▶ [Recorded data]:
-- -- --
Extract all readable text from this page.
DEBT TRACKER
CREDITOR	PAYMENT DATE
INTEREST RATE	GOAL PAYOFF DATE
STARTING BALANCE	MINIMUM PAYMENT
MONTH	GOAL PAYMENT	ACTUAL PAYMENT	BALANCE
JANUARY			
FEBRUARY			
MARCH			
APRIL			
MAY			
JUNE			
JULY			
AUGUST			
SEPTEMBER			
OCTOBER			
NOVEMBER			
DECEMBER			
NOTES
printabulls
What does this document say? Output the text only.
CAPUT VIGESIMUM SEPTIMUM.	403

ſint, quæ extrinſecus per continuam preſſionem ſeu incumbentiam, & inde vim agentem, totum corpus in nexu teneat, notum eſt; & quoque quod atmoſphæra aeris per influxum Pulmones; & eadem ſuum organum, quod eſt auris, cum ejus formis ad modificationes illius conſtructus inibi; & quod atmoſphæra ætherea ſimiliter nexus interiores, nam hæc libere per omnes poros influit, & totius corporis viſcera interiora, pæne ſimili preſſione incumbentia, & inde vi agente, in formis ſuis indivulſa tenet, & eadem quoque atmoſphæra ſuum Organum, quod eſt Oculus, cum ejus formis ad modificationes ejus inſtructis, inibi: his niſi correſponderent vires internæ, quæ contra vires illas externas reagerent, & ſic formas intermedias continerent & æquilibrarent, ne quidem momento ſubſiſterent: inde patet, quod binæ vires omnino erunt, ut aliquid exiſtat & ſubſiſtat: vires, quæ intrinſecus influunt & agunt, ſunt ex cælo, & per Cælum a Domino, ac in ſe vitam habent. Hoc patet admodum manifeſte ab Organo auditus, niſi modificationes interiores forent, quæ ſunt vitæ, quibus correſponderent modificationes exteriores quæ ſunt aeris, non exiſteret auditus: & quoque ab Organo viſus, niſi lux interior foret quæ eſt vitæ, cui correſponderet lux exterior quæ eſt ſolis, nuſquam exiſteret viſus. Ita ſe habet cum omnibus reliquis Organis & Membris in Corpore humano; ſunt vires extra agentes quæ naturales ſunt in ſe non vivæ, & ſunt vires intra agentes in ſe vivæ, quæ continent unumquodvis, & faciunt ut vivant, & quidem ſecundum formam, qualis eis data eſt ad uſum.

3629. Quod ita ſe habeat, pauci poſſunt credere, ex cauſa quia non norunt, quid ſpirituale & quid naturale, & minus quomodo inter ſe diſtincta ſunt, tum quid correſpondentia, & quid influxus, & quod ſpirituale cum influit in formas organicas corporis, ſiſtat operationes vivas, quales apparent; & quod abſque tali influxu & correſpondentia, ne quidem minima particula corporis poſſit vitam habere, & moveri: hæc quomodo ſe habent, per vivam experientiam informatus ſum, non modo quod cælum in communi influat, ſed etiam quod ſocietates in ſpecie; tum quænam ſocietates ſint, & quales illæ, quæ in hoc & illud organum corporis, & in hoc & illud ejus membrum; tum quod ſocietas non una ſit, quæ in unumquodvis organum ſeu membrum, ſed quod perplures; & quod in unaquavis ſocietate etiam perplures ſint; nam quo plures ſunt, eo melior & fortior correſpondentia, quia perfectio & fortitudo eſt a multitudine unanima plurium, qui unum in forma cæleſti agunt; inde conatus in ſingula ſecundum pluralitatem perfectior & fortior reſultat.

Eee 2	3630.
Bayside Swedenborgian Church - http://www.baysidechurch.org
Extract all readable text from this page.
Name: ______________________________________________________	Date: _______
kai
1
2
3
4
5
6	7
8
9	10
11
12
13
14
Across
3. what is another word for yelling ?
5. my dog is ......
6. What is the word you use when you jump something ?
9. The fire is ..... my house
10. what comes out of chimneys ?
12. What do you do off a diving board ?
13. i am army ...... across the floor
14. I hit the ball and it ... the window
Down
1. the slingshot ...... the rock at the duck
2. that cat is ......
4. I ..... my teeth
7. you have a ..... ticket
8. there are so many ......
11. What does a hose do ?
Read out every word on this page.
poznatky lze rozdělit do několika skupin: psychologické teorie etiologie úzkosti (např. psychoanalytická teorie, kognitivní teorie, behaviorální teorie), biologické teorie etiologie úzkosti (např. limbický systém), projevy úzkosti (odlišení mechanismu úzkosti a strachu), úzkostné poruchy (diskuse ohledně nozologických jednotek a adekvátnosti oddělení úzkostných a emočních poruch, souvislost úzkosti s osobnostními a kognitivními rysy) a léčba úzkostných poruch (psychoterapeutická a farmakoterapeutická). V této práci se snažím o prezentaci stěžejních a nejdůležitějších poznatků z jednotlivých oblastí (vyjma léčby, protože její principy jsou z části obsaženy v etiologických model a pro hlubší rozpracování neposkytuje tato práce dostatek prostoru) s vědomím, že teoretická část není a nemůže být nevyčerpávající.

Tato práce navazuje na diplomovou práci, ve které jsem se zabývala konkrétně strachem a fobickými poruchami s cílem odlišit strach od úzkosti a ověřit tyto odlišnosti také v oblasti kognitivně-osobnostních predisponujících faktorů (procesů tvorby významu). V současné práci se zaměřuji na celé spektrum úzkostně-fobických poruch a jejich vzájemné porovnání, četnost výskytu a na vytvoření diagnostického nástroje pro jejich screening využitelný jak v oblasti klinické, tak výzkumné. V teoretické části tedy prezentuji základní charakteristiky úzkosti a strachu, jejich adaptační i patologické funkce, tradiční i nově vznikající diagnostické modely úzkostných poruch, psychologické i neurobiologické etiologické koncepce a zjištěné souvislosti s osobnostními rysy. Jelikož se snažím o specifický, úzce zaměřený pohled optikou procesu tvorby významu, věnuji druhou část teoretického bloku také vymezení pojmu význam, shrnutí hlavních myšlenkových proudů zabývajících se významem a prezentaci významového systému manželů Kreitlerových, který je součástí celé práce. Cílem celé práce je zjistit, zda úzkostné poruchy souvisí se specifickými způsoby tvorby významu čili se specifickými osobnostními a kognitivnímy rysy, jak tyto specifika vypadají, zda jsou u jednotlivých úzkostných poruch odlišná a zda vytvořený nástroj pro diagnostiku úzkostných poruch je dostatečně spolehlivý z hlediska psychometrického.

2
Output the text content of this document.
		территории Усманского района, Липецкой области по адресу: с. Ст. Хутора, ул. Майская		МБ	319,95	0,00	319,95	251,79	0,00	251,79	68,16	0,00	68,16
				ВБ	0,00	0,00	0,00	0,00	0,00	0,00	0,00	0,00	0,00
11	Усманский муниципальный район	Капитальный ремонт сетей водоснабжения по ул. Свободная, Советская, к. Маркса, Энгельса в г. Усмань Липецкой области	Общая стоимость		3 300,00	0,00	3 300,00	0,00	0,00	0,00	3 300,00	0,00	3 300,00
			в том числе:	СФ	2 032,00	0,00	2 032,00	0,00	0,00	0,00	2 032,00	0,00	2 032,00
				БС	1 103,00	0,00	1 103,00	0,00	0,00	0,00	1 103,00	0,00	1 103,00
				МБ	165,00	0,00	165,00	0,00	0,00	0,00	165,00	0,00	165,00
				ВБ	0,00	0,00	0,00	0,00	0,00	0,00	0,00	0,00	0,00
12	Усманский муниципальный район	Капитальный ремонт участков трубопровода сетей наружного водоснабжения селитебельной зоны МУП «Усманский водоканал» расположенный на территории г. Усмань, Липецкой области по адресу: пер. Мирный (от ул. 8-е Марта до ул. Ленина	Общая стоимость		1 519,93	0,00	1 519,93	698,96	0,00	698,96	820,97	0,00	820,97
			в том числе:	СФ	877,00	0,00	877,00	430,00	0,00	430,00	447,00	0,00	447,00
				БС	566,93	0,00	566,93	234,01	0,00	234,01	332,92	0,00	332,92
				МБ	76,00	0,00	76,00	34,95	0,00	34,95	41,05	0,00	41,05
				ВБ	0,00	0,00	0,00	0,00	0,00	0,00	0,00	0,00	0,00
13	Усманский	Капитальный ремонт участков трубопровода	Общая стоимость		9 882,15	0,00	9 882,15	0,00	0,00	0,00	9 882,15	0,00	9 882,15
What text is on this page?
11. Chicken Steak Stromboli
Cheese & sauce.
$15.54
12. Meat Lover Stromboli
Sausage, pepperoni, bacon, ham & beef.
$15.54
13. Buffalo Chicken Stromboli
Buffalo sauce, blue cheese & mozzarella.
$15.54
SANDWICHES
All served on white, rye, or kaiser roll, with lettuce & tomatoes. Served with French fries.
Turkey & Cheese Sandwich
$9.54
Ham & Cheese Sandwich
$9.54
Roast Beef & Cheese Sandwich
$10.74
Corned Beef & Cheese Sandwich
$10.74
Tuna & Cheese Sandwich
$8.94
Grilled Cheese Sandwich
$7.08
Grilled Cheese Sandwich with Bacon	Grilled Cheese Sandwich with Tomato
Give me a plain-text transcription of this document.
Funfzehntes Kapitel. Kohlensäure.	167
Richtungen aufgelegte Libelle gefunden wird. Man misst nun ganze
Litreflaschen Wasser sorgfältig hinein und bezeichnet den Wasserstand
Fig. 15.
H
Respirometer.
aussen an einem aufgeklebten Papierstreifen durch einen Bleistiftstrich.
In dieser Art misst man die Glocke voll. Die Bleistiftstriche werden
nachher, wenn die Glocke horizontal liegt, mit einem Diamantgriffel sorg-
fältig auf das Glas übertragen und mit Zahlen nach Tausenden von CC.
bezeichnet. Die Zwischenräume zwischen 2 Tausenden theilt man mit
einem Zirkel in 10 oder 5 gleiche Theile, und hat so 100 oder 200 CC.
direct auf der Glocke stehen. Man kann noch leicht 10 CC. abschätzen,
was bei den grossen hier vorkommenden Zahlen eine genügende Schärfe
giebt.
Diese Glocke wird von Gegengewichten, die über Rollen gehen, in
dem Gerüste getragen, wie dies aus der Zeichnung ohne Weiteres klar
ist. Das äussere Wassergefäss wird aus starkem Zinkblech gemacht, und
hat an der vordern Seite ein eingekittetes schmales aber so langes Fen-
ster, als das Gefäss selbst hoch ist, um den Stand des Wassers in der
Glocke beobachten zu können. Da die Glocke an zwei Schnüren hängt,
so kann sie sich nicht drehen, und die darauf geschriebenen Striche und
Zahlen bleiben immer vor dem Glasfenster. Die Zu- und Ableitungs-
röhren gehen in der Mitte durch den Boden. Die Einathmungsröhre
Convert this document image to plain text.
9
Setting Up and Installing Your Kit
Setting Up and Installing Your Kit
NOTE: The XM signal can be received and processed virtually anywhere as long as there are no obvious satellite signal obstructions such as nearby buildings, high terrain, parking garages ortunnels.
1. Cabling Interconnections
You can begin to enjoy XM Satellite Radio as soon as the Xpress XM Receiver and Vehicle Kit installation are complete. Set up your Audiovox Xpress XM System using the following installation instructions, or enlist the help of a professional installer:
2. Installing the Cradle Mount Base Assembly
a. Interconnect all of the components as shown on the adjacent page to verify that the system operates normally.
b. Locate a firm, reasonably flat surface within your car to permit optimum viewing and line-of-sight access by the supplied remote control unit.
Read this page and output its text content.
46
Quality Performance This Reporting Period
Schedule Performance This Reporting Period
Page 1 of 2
-- -- --
▶ [Do this]: Extract every line of the records above that contains the word "durch".

▶ [Complete output]:
aussen an einem aufgeklebten Papierstreifen durch einen Bleistiftstrich.
röhren gehen in der Mitte durch den Boden. Die Einathmungsröhre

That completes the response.